# Problem to solve:
Below are records to transcribe exactly, without their pictures.

::: Records for this task :::

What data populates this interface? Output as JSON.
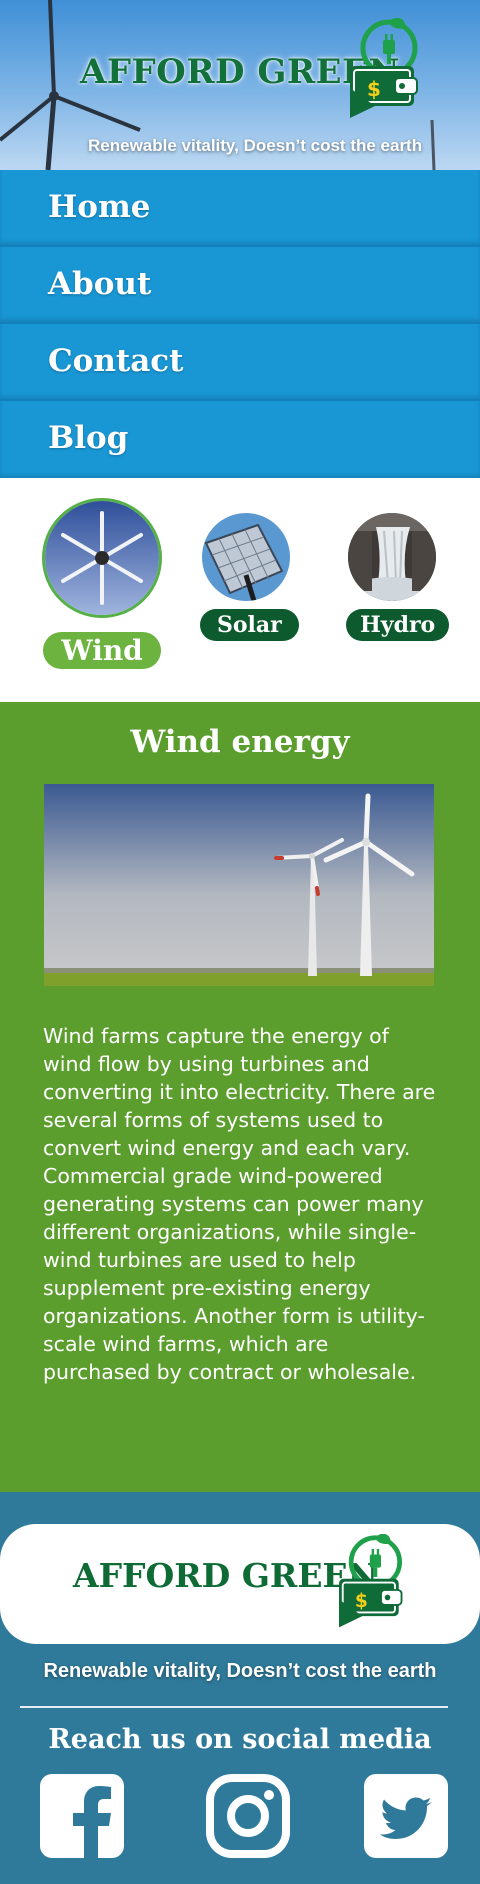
{
  "header": {
    "brand": "AFFORD GREEN",
    "tagline": "Renewable vitality, Doesn’t cost the earth"
  },
  "nav": {
    "items": [
      {
        "label": "Home"
      },
      {
        "label": "About"
      },
      {
        "label": "Contact"
      },
      {
        "label": "Blog"
      }
    ]
  },
  "energy_types": [
    {
      "label": "Wind",
      "selected": true
    },
    {
      "label": "Solar",
      "selected": false
    },
    {
      "label": "Hydro",
      "selected": false
    }
  ],
  "content": {
    "title": "Wind energy",
    "body": "Wind farms capture the energy of wind flow by using turbines and converting it into electricity. There are several forms of systems used to convert wind energy and each vary. Commercial grade wind-powered generating systems can power many different organizations, while single-wind turbines are used to help supplement pre-existing energy organizations. Another form is utility-scale wind farms, which are purchased by contract or wholesale."
  },
  "footer": {
    "brand": "AFFORD GREEN",
    "tagline": "Renewable vitality, Doesn’t cost the earth",
    "social_title": "Reach us on social media",
    "social": [
      {
        "icon": "facebook-icon"
      },
      {
        "icon": "instagram-icon"
      },
      {
        "icon": "twitter-icon"
      }
    ]
  },
  "colors": {
    "header_sky": "#3f8fd6",
    "brand_green": "#12703a",
    "nav_blue": "#1996d4",
    "content_green": "#5c9e2e",
    "selected_pill": "#6cb33f",
    "pill_dark": "#0c5a2e",
    "footer_blue": "#2f7a9a"
  }
}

:::

# Solution to this task:
What data populates this interface? Output as JSON.
{
  "header": {
    "brand": "AFFORD GREEN",
    "tagline": "Renewable vitality, Doesn’t cost the earth"
  },
  "nav": {
    "items": [
      {
        "label": "Home"
      },
      {
        "label": "About"
      },
      {
        "label": "Contact"
      },
      {
        "label": "Blog"
      }
    ]
  },
  "energy_types": [
    {
      "label": "Wind",
      "selected": true
    },
    {
      "label": "Solar",
      "selected": false
    },
    {
      "label": "Hydro",
      "selected": false
    }
  ],
  "content": {
    "title": "Wind energy",
    "body": "Wind farms capture the energy of wind flow by using turbines and converting it into electricity. There are several forms of systems used to convert wind energy and each vary. Commercial grade wind-powered generating systems can power many different organizations, while single-wind turbines are used to help supplement pre-existing energy organizations. Another form is utility-scale wind farms, which are purchased by contract or wholesale."
  },
  "footer": {
    "brand": "AFFORD GREEN",
    "tagline": "Renewable vitality, Doesn’t cost the earth",
    "social_title": "Reach us on social media",
    "social": [
      {
        "icon": "facebook-icon"
      },
      {
        "icon": "instagram-icon"
      },
      {
        "icon": "twitter-icon"
      }
    ]
  },
  "colors": {
    "header_sky": "#3f8fd6",
    "brand_green": "#12703a",
    "nav_blue": "#1996d4",
    "content_green": "#5c9e2e",
    "selected_pill": "#6cb33f",
    "pill_dark": "#0c5a2e",
    "footer_blue": "#2f7a9a"
  }
}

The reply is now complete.